── The data
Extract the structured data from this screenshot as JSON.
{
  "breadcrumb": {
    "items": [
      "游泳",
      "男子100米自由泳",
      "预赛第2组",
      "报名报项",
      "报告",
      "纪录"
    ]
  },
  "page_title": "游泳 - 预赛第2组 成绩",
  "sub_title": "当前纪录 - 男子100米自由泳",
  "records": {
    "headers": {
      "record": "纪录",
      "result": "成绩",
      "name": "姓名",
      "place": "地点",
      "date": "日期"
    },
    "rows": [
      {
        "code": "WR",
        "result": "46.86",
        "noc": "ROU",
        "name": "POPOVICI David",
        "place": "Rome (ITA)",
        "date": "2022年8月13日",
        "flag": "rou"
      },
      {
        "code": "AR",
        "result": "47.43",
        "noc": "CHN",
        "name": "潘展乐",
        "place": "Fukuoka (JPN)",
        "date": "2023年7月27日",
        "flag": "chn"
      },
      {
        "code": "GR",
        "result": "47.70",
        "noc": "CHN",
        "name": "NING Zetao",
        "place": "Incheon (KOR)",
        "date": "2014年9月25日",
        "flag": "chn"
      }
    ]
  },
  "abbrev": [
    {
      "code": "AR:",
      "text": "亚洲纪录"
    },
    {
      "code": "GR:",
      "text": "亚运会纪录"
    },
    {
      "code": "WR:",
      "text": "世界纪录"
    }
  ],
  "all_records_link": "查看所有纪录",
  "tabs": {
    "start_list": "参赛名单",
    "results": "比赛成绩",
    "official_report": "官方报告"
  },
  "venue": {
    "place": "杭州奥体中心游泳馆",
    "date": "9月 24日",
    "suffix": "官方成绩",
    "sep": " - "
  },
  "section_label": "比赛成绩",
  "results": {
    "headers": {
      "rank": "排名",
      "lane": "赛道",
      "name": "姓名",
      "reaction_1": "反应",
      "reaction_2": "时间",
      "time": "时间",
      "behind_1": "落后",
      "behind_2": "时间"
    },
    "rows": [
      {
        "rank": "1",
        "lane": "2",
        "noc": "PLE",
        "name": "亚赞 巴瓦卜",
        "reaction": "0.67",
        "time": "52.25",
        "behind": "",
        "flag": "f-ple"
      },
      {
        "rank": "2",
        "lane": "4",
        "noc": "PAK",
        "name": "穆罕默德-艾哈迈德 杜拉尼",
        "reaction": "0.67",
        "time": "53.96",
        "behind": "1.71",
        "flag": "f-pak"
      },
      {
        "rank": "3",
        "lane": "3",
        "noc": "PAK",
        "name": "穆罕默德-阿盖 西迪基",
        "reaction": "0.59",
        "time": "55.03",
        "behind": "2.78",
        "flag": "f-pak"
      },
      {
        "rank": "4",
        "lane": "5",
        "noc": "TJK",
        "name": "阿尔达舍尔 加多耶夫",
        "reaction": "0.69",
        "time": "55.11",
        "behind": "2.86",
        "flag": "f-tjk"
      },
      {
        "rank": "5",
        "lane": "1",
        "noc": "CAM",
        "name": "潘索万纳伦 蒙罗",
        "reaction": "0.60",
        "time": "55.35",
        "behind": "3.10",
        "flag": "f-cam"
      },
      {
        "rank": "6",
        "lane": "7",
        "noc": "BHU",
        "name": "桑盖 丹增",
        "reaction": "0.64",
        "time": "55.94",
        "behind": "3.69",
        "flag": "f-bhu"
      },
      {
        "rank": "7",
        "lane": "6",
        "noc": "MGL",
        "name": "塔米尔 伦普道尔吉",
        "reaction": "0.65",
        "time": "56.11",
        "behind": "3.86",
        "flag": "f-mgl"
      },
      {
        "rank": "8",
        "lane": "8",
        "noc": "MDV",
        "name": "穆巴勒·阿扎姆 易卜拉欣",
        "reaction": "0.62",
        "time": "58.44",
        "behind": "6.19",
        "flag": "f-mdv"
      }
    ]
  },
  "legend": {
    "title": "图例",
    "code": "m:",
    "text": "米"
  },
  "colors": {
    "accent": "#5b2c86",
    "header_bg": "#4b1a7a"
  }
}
────
▶ [What you need to do] Copy out the full material exactly as it appears.

▶ [Response]
Extract the structured data from this screenshot as JSON.
{
  "breadcrumb": {
    "items": [
      "游泳",
      "男子100米自由泳",
      "预赛第2组",
      "报名报项",
      "报告",
      "纪录"
    ]
  },
  "page_title": "游泳 - 预赛第2组 成绩",
  "sub_title": "当前纪录 - 男子100米自由泳",
  "records": {
    "headers": {
      "record": "纪录",
      "result": "成绩",
      "name": "姓名",
      "place": "地点",
      "date": "日期"
    },
    "rows": [
      {
        "code": "WR",
        "result": "46.86",
        "noc": "ROU",
        "name": "POPOVICI David",
        "place": "Rome (ITA)",
        "date": "2022年8月13日",
        "flag": "rou"
      },
      {
        "code": "AR",
        "result": "47.43",
        "noc": "CHN",
        "name": "潘展乐",
        "place": "Fukuoka (JPN)",
        "date": "2023年7月27日",
        "flag": "chn"
      },
      {
        "code": "GR",
        "result": "47.70",
        "noc": "CHN",
        "name": "NING Zetao",
        "place": "Incheon (KOR)",
        "date": "2014年9月25日",
        "flag": "chn"
      }
    ]
  },
  "abbrev": [
    {
      "code": "AR:",
      "text": "亚洲纪录"
    },
    {
      "code": "GR:",
      "text": "亚运会纪录"
    },
    {
      "code": "WR:",
      "text": "世界纪录"
    }
  ],
  "all_records_link": "查看所有纪录",
  "tabs": {
    "start_list": "参赛名单",
    "results": "比赛成绩",
    "official_report": "官方报告"
  },
  "venue": {
    "place": "杭州奥体中心游泳馆",
    "date": "9月 24日",
    "suffix": "官方成绩",
    "sep": " - "
  },
  "section_label": "比赛成绩",
  "results": {
    "headers": {
      "rank": "排名",
      "lane": "赛道",
      "name": "姓名",
      "reaction_1": "反应",
      "reaction_2": "时间",
      "time": "时间",
      "behind_1": "落后",
      "behind_2": "时间"
    },
    "rows": [
      {
        "rank": "1",
        "lane": "2",
        "noc": "PLE",
        "name": "亚赞 巴瓦卜",
        "reaction": "0.67",
        "time": "52.25",
        "behind": "",
        "flag": "f-ple"
      },
      {
        "rank": "2",
        "lane": "4",
        "noc": "PAK",
        "name": "穆罕默德-艾哈迈德 杜拉尼",
        "reaction": "0.67",
        "time": "53.96",
        "behind": "1.71",
        "flag": "f-pak"
      },
      {
        "rank": "3",
        "lane": "3",
        "noc": "PAK",
        "name": "穆罕默德-阿盖 西迪基",
        "reaction": "0.59",
        "time": "55.03",
        "behind": "2.78",
        "flag": "f-pak"
      },
      {
        "rank": "4",
        "lane": "5",
        "noc": "TJK",
        "name": "阿尔达舍尔 加多耶夫",
        "reaction": "0.69",
        "time": "55.11",
        "behind": "2.86",
        "flag": "f-tjk"
      },
      {
        "rank": "5",
        "lane": "1",
        "noc": "CAM",
        "name": "潘索万纳伦 蒙罗",
        "reaction": "0.60",
        "time": "55.35",
        "behind": "3.10",
        "flag": "f-cam"
      },
      {
        "rank": "6",
        "lane": "7",
        "noc": "BHU",
        "name": "桑盖 丹增",
        "reaction": "0.64",
        "time": "55.94",
        "behind": "3.69",
        "flag": "f-bhu"
      },
      {
        "rank": "7",
        "lane": "6",
        "noc": "MGL",
        "name": "塔米尔 伦普道尔吉",
        "reaction": "0.65",
        "time": "56.11",
        "behind": "3.86",
        "flag": "f-mgl"
      },
      {
        "rank": "8",
        "lane": "8",
        "noc": "MDV",
        "name": "穆巴勒·阿扎姆 易卜拉欣",
        "reaction": "0.62",
        "time": "58.44",
        "behind": "6.19",
        "flag": "f-mdv"
      }
    ]
  },
  "legend": {
    "title": "图例",
    "code": "m:",
    "text": "米"
  },
  "colors": {
    "accent": "#5b2c86",
    "header_bg": "#4b1a7a"
  }
}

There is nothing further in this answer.